» **Extracted records**:

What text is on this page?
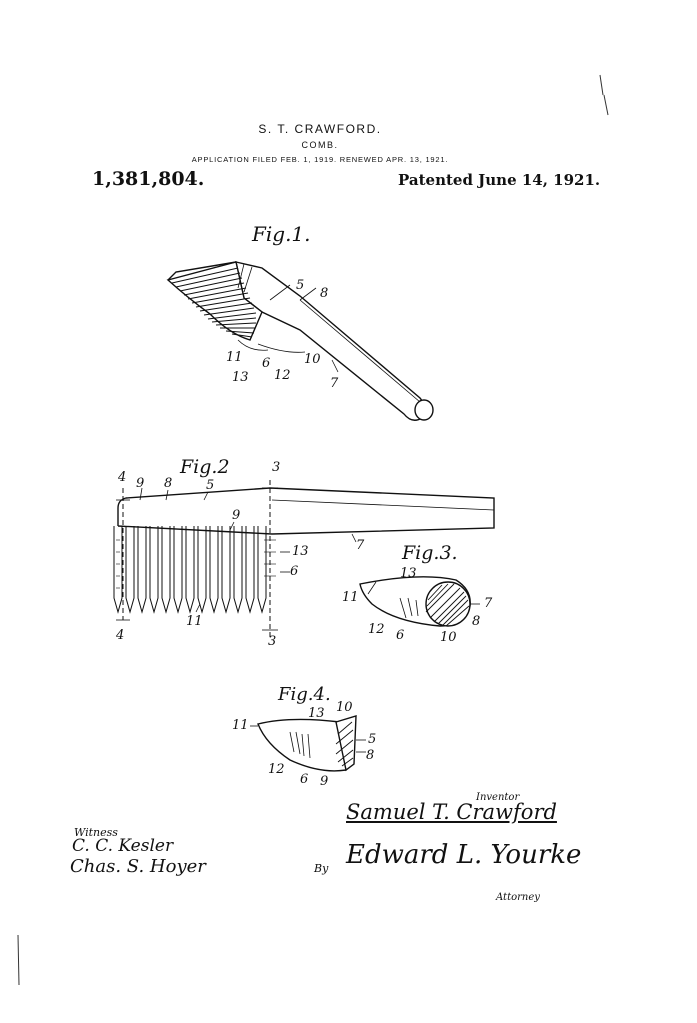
S. T. CRAWFORD.
COMB.
APPLICATION FILED FEB. 1, 1919. RENEWED APR. 13, 1921.
1,381,804.	Patented June 14, 1921.
Fig.1.
Fig.2
Fig.3.
Fig.4.
5
8
11 6	10
13 12
7
4 9 8	5
3
9
13
6
7
11
4	3
13
11	7
8
12 6	10
13 10
11
5
8
12
6 9
Inventor
Samuel T. Crawford
Witness
C. C. Kesler
Chas. S. Hoyer	By Edward L. Yourke
Attorney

» **Direction**: Pictures are excluded; output everything else in the data verbatim.

» **Answer**:
What text is on this page?
S. T. CRAWFORD.
COMB.
APPLICATION FILED FEB. 1, 1919. RENEWED APR. 13, 1921.
1,381,804.	Patented June 14, 1921.
Fig.1.
Fig.2
Fig.3.
Fig.4.
5
8
11 6	10
13 12
7
4 9 8	5
3
9
13
6
7
11
4	3
13
11	7
8
12 6	10
13 10
11
5
8
12
6 9
Inventor
Samuel T. Crawford
Witness
C. C. Kesler
Chas. S. Hoyer	By Edward L. Yourke
Attorney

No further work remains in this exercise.